= Exercise material =

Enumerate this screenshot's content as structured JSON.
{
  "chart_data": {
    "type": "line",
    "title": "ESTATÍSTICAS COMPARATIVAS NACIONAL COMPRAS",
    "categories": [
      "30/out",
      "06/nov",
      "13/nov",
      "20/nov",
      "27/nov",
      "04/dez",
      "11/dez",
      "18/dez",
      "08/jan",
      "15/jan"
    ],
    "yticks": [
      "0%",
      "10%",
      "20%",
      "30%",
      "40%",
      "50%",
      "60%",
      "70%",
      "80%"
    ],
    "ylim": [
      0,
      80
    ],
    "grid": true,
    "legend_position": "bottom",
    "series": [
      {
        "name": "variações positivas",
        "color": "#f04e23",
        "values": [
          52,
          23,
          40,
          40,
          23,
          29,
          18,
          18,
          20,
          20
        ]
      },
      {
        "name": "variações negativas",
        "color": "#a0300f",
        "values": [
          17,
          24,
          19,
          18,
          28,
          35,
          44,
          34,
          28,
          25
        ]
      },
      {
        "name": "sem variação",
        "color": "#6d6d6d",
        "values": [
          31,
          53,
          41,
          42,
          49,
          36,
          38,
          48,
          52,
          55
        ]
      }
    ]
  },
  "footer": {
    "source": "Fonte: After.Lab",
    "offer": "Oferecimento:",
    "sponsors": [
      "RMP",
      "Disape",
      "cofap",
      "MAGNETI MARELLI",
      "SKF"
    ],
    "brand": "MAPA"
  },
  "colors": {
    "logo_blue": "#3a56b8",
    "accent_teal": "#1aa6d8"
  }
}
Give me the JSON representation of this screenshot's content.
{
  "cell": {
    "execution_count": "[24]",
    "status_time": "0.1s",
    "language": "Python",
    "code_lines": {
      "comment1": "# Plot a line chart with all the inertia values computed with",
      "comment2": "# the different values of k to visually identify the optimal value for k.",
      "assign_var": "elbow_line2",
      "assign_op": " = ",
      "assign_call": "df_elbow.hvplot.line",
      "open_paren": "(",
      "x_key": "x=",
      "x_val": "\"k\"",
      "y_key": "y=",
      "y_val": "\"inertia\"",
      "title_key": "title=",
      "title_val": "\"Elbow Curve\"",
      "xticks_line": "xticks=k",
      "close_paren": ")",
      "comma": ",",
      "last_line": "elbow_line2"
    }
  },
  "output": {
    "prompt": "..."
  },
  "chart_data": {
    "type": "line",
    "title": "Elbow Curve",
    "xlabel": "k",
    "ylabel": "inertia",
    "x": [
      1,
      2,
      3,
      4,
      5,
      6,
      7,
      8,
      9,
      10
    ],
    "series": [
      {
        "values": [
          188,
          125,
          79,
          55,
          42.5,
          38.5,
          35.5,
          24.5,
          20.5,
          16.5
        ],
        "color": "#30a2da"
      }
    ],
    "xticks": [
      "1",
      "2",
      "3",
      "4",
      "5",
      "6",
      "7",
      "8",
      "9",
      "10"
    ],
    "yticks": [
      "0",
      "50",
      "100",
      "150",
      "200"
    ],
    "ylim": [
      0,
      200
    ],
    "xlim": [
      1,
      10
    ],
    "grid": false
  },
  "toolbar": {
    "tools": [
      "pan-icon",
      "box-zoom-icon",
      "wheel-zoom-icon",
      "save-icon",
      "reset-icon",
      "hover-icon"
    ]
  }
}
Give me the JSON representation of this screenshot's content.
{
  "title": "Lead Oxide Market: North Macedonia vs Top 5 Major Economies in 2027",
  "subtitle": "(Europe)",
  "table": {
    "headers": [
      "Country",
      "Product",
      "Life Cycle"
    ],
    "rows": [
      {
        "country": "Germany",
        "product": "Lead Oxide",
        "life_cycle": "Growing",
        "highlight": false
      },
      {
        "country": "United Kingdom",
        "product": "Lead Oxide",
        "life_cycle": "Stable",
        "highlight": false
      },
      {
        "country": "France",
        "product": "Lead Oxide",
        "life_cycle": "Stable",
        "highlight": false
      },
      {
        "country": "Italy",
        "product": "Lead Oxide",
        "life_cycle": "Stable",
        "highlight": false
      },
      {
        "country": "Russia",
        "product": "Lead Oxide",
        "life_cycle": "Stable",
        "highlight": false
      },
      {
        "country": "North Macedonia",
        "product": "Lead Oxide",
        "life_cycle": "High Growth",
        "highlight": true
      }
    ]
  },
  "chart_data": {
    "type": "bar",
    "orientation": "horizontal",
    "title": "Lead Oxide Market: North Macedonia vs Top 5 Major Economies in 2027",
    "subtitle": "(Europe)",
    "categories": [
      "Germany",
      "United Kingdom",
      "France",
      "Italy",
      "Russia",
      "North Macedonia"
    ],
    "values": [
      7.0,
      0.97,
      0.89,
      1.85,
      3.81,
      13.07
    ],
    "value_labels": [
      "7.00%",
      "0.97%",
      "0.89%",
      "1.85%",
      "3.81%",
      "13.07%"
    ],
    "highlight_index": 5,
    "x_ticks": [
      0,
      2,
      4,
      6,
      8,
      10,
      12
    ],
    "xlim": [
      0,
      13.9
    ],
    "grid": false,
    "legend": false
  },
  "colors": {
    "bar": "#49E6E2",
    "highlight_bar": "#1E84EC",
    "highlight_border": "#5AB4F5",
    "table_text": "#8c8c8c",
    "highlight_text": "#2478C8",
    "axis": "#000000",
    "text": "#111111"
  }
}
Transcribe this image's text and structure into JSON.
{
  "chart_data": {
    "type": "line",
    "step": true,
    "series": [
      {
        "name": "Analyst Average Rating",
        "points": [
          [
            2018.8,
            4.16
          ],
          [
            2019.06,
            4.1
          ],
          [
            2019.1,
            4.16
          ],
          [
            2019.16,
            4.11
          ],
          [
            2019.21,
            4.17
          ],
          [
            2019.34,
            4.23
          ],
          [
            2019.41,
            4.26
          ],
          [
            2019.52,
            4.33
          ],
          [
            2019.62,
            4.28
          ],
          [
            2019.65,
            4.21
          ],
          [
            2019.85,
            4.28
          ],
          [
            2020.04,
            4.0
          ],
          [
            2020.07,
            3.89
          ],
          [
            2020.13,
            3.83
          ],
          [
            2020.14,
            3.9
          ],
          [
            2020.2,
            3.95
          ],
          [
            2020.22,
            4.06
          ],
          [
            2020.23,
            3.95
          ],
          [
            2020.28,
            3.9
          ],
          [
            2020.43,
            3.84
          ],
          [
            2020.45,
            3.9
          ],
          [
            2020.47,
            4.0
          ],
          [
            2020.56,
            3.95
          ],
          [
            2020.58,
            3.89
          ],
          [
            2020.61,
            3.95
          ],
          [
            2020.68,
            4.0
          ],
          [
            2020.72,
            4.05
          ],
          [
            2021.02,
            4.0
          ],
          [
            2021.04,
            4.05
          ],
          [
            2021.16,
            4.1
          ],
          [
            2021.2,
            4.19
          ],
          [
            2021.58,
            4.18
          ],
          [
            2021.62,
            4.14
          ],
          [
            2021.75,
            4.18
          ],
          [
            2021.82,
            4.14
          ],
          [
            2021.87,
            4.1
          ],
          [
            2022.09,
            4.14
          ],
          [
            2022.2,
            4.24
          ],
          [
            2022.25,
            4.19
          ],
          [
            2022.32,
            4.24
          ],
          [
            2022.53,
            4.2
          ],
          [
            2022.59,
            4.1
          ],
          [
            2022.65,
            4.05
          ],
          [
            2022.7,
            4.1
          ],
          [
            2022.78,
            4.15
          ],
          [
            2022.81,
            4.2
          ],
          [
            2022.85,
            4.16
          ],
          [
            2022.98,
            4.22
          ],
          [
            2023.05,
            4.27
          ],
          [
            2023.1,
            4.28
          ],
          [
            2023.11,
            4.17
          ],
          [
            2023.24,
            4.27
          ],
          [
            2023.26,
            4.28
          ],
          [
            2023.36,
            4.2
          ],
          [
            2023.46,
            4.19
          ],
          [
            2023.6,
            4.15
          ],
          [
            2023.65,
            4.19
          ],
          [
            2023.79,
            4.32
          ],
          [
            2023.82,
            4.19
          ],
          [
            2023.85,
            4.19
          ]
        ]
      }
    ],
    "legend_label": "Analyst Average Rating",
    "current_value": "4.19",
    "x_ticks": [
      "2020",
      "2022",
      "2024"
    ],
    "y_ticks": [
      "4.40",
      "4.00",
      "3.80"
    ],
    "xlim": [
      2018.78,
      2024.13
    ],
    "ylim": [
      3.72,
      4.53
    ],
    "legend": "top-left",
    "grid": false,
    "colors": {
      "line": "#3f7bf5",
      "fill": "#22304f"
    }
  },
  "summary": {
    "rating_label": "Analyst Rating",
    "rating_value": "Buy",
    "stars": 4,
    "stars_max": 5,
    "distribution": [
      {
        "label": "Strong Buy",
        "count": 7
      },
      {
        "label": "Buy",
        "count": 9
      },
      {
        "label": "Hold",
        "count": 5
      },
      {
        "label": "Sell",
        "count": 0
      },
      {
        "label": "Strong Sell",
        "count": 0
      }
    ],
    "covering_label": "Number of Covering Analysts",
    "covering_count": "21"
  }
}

= Problem details =
Scan the material and collect every line that contains "Economies".

= Exercise output =
  "title": "Lead Oxide Market: North Macedonia vs Top 5 Major Economies in 2027",
    "title": "Lead Oxide Market: North Macedonia vs Top 5 Major Economies in 2027",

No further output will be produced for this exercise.